### Exercise task
Only the number is wanted: count the lines that include the word "break".

### Given data
(begin)
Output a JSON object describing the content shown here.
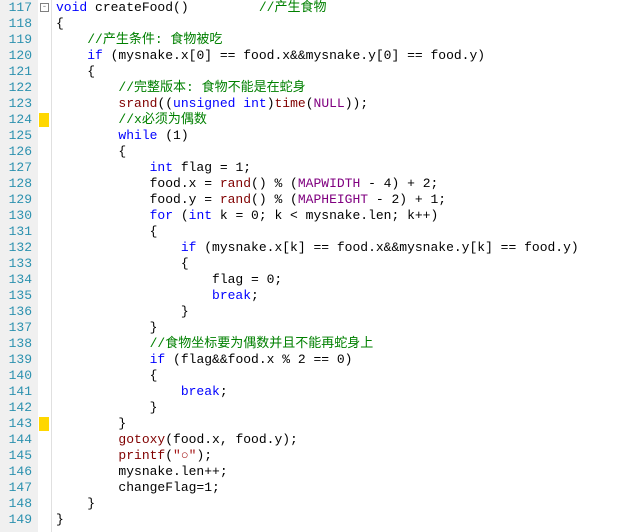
{
  "lines": [
    {
      "n": 117,
      "fold": true,
      "html": "<span class='kw'>void</span> createFood()         <span class='cmt'>//产生食物</span>"
    },
    {
      "n": 118,
      "html": "{"
    },
    {
      "n": 119,
      "html": "    <span class='cmt'>//产生条件: 食物被吃</span>"
    },
    {
      "n": 120,
      "html": "    <span class='kw'>if</span> (mysnake.x[0] == food.x&&mysnake.y[0] == food.y)"
    },
    {
      "n": 121,
      "html": "    {"
    },
    {
      "n": 122,
      "html": "        <span class='cmt'>//完整版本: 食物不能是在蛇身</span>"
    },
    {
      "n": 123,
      "html": "        <span class='func'>srand</span>((<span class='kw'>unsigned</span> <span class='kw'>int</span>)<span class='func'>time</span>(<span class='const'>NULL</span>));"
    },
    {
      "n": 124,
      "mark": true,
      "html": "        <span class='cmt'>//x必须为偶数</span>"
    },
    {
      "n": 125,
      "html": "        <span class='kw'>while</span> (1)"
    },
    {
      "n": 126,
      "html": "        {"
    },
    {
      "n": 127,
      "html": "            <span class='kw'>int</span> flag = 1;"
    },
    {
      "n": 128,
      "html": "            food.x = <span class='func'>rand</span>() % (<span class='const'>MAPWIDTH</span> - 4) + 2;"
    },
    {
      "n": 129,
      "html": "            food.y = <span class='func'>rand</span>() % (<span class='const'>MAPHEIGHT</span> - 2) + 1;"
    },
    {
      "n": 130,
      "html": "            <span class='kw'>for</span> (<span class='kw'>int</span> k = 0; k &lt; mysnake.len; k++)"
    },
    {
      "n": 131,
      "html": "            {"
    },
    {
      "n": 132,
      "html": "                <span class='kw'>if</span> (mysnake.x[k] == food.x&&mysnake.y[k] == food.y)"
    },
    {
      "n": 133,
      "html": "                {"
    },
    {
      "n": 134,
      "html": "                    flag = 0;"
    },
    {
      "n": 135,
      "html": "                    <span class='kw'>break</span>;"
    },
    {
      "n": 136,
      "html": "                }"
    },
    {
      "n": 137,
      "html": "            }"
    },
    {
      "n": 138,
      "html": "            <span class='cmt'>//食物坐标要为偶数并且不能再蛇身上</span>"
    },
    {
      "n": 139,
      "html": "            <span class='kw'>if</span> (flag&&food.x % 2 == 0)"
    },
    {
      "n": 140,
      "html": "            {"
    },
    {
      "n": 141,
      "html": "                <span class='kw'>break</span>;"
    },
    {
      "n": 142,
      "html": "            }"
    },
    {
      "n": 143,
      "mark": true,
      "html": "        }"
    },
    {
      "n": 144,
      "html": "        <span class='func'>gotoxy</span>(food.x, food.y);"
    },
    {
      "n": 145,
      "html": "        <span class='func'>printf</span>(<span class='str'>\"○\"</span>);"
    },
    {
      "n": 146,
      "html": "        mysnake.len++;"
    },
    {
      "n": 147,
      "html": "        changeFlag=1;"
    },
    {
      "n": 148,
      "html": "    }"
    },
    {
      "n": 149,
      "html": "}"
    }
  ]
}
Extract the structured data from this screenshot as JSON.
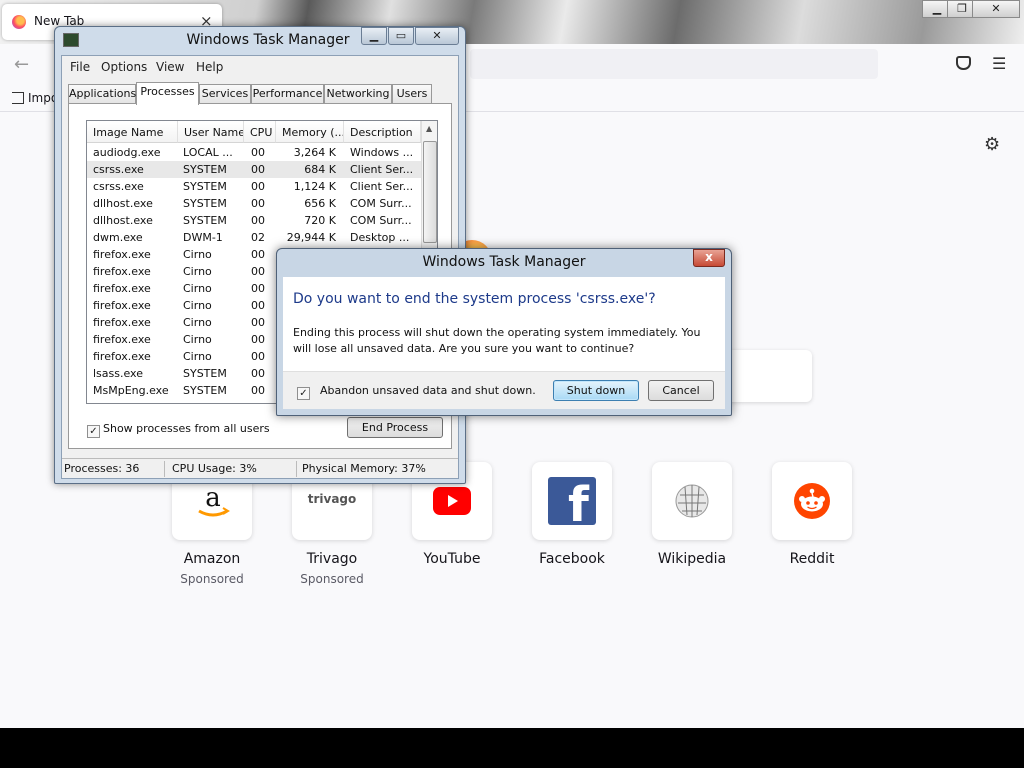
{
  "browser": {
    "tab_title": "New Tab",
    "tab_close": "×",
    "bookmark_import": "Impo",
    "top_sites": [
      {
        "label": "Amazon",
        "sub": "Sponsored",
        "icon": "amazon-icon"
      },
      {
        "label": "Trivago",
        "sub": "Sponsored",
        "icon": "trivago-icon",
        "icon_text": "trivago"
      },
      {
        "label": "YouTube",
        "sub": "",
        "icon": "youtube-icon"
      },
      {
        "label": "Facebook",
        "sub": "",
        "icon": "facebook-icon",
        "icon_text": "f"
      },
      {
        "label": "Wikipedia",
        "sub": "",
        "icon": "wikipedia-icon"
      },
      {
        "label": "Reddit",
        "sub": "",
        "icon": "reddit-icon"
      }
    ],
    "colors": {
      "youtube": "#ff0000",
      "facebook": "#3b5998",
      "reddit": "#ff4500",
      "trivago_text": "#555555"
    }
  },
  "task_manager": {
    "title": "Windows Task Manager",
    "menu": [
      "File",
      "Options",
      "View",
      "Help"
    ],
    "tabs": [
      "Applications",
      "Processes",
      "Services",
      "Performance",
      "Networking",
      "Users"
    ],
    "active_tab": "Processes",
    "columns": [
      "Image Name",
      "User Name",
      "CPU",
      "Memory (...",
      "Description"
    ],
    "processes": [
      [
        "audiodg.exe",
        "LOCAL ...",
        "00",
        "3,264 K",
        "Windows ..."
      ],
      [
        "csrss.exe",
        "SYSTEM",
        "00",
        "684 K",
        "Client Ser..."
      ],
      [
        "csrss.exe",
        "SYSTEM",
        "00",
        "1,124 K",
        "Client Ser..."
      ],
      [
        "dllhost.exe",
        "SYSTEM",
        "00",
        "656 K",
        "COM Surr..."
      ],
      [
        "dllhost.exe",
        "SYSTEM",
        "00",
        "720 K",
        "COM Surr..."
      ],
      [
        "dwm.exe",
        "DWM-1",
        "02",
        "29,944 K",
        "Desktop ..."
      ],
      [
        "firefox.exe",
        "Cirno",
        "00",
        "",
        ""
      ],
      [
        "firefox.exe",
        "Cirno",
        "00",
        "",
        ""
      ],
      [
        "firefox.exe",
        "Cirno",
        "00",
        "",
        ""
      ],
      [
        "firefox.exe",
        "Cirno",
        "00",
        "",
        ""
      ],
      [
        "firefox.exe",
        "Cirno",
        "00",
        "",
        ""
      ],
      [
        "firefox.exe",
        "Cirno",
        "00",
        "",
        ""
      ],
      [
        "firefox.exe",
        "Cirno",
        "00",
        "",
        ""
      ],
      [
        "lsass.exe",
        "SYSTEM",
        "00",
        "",
        ""
      ],
      [
        "MsMpEng.exe",
        "SYSTEM",
        "00",
        "",
        ""
      ]
    ],
    "selected_row": 1,
    "show_all_label": "Show processes from all users",
    "show_all_checked": true,
    "end_process_label": "End Process",
    "status": {
      "processes": "Processes: 36",
      "cpu": "CPU Usage: 3%",
      "memory": "Physical Memory: 37%"
    }
  },
  "dialog": {
    "title": "Windows Task Manager",
    "close": "x",
    "main_instruction": "Do you want to end the system process 'csrss.exe'?",
    "detail": "Ending this process will shut down the operating system immediately.  You will lose all unsaved data.  Are you sure you want to continue?",
    "abandon_label": "Abandon unsaved data and shut down.",
    "abandon_checked": true,
    "shutdown_label": "Shut down",
    "cancel_label": "Cancel"
  }
}
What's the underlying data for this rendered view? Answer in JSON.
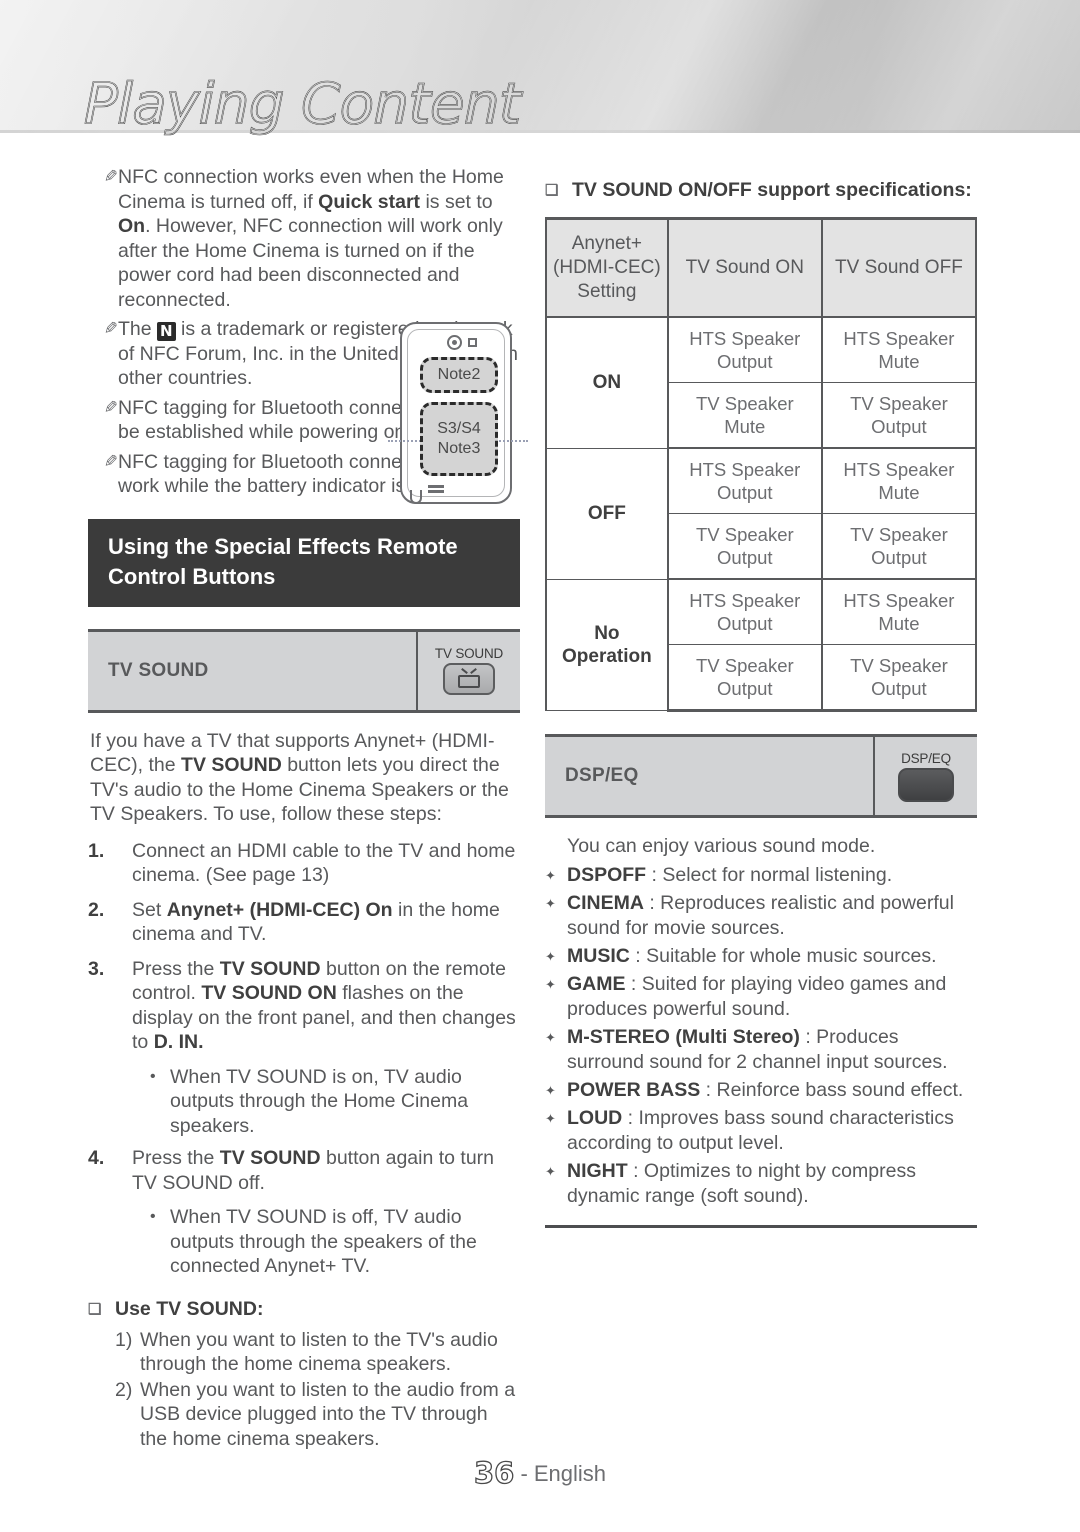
{
  "header": {
    "title": "Playing Content"
  },
  "left": {
    "notes": [
      "NFC connection works even when the Home Cinema is turned off, if <b>Quick start</b> is set to <b>On</b>. However, NFC connection will work only after the Home Cinema is turned on if the power cord had been disconnected and reconnected.",
      "The <span class=\"nlogo\">N</span> is a trademark or registered trademark of NFC Forum, Inc. in the United States and in other countries.",
      "NFC tagging for Bluetooth connection cannot be established while powering on and off.",
      "NFC tagging for Bluetooth connection will not work while the battery indicator is blinking."
    ],
    "phone": {
      "tag_top": "Note2",
      "tag_bottom_line1": "S3/S4",
      "tag_bottom_line2": "Note3"
    },
    "section_heading": "Using the Special Effects Remote Control Buttons",
    "tv_sound_strip": {
      "label": "TV SOUND",
      "key_label": "TV SOUND"
    },
    "body_copy": "If you have a TV that supports Anynet+ (HDMI-CEC), the <b>TV SOUND</b> button lets you direct the TV's audio to the Home Cinema Speakers or the TV Speakers. To use, follow these steps:",
    "steps": [
      {
        "num": "1.",
        "text": "Connect an HDMI cable to the TV and home cinema. (See page 13)",
        "sub": []
      },
      {
        "num": "2.",
        "text": "Set <b>Anynet+ (HDMI-CEC) On</b> in the home cinema and TV.",
        "sub": []
      },
      {
        "num": "3.",
        "text": "Press the <b>TV SOUND</b> button on the remote control. <b>TV SOUND ON</b> flashes on the display on the front panel, and then changes to <b>D. IN.</b>",
        "sub": [
          "When TV SOUND is on, TV audio outputs through the Home Cinema speakers."
        ]
      },
      {
        "num": "4.",
        "text": "Press the <b>TV SOUND</b> button again to turn TV SOUND off.",
        "sub": [
          "When TV SOUND is off, TV audio outputs through the speakers of the connected Anynet+ TV."
        ]
      }
    ],
    "use_tv_sound": {
      "heading": "Use TV SOUND:",
      "items": [
        {
          "num": "1)",
          "text": "When you want to listen to the TV's audio through the home cinema speakers."
        },
        {
          "num": "2)",
          "text": "When you want to listen to the audio from a USB device plugged into the TV through the home cinema speakers."
        }
      ]
    }
  },
  "right": {
    "table_heading": "TV SOUND ON/OFF support specifications:",
    "table": {
      "columns": [
        "Anynet+\n(HDMI-CEC)\nSetting",
        "TV Sound ON",
        "TV Sound OFF"
      ],
      "col0_line1": "Anynet+",
      "col0_line2": "(HDMI-CEC)",
      "col0_line3": "Setting",
      "col1": "TV Sound ON",
      "col2": "TV Sound OFF",
      "groups": [
        {
          "setting": "ON",
          "rows": [
            {
              "on": "HTS Speaker\nOutput",
              "off": "HTS Speaker\nMute",
              "on_l1": "HTS Speaker",
              "on_l2": "Output",
              "off_l1": "HTS Speaker",
              "off_l2": "Mute"
            },
            {
              "on": "TV Speaker\nMute",
              "off": "TV Speaker\nOutput",
              "on_l1": "TV Speaker",
              "on_l2": "Mute",
              "off_l1": "TV Speaker",
              "off_l2": "Output"
            }
          ]
        },
        {
          "setting": "OFF",
          "rows": [
            {
              "on_l1": "HTS Speaker",
              "on_l2": "Output",
              "off_l1": "HTS Speaker",
              "off_l2": "Mute"
            },
            {
              "on_l1": "TV Speaker",
              "on_l2": "Output",
              "off_l1": "TV Speaker",
              "off_l2": "Output"
            }
          ]
        },
        {
          "setting_l1": "No",
          "setting_l2": "Operation",
          "rows": [
            {
              "on_l1": "HTS Speaker",
              "on_l2": "Output",
              "off_l1": "HTS Speaker",
              "off_l2": "Mute"
            },
            {
              "on_l1": "TV Speaker",
              "on_l2": "Output",
              "off_l1": "TV Speaker",
              "off_l2": "Output"
            }
          ]
        }
      ]
    },
    "dspeq_strip": {
      "label": "DSP/EQ",
      "key_label": "DSP/EQ"
    },
    "dspeq_intro": "You can enjoy various sound mode.",
    "modes": [
      {
        "name": "DSPOFF",
        "desc": ": Select for normal listening."
      },
      {
        "name": "CINEMA",
        "desc": ": Reproduces realistic and powerful sound for movie sources."
      },
      {
        "name": "MUSIC",
        "desc": ": Suitable for whole music sources."
      },
      {
        "name": "GAME",
        "desc": ": Suited for playing video games and produces powerful sound."
      },
      {
        "name": "M-STEREO (Multi Stereo)",
        "desc": ": Produces surround sound for 2 channel input sources."
      },
      {
        "name": "POWER BASS",
        "desc": ": Reinforce bass sound effect."
      },
      {
        "name": "LOUD",
        "desc": ": Improves bass sound characteristics according to output level."
      },
      {
        "name": "NIGHT",
        "desc": ": Optimizes to night by compress dynamic range (soft sound)."
      }
    ]
  },
  "footer": {
    "page_number": "36",
    "language": "- English"
  },
  "icons": {
    "pencil": "✎",
    "square_bullet": "❑",
    "round_bullet": "•",
    "diamond_bullet": "✦"
  }
}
(end)
### Answer for the task
2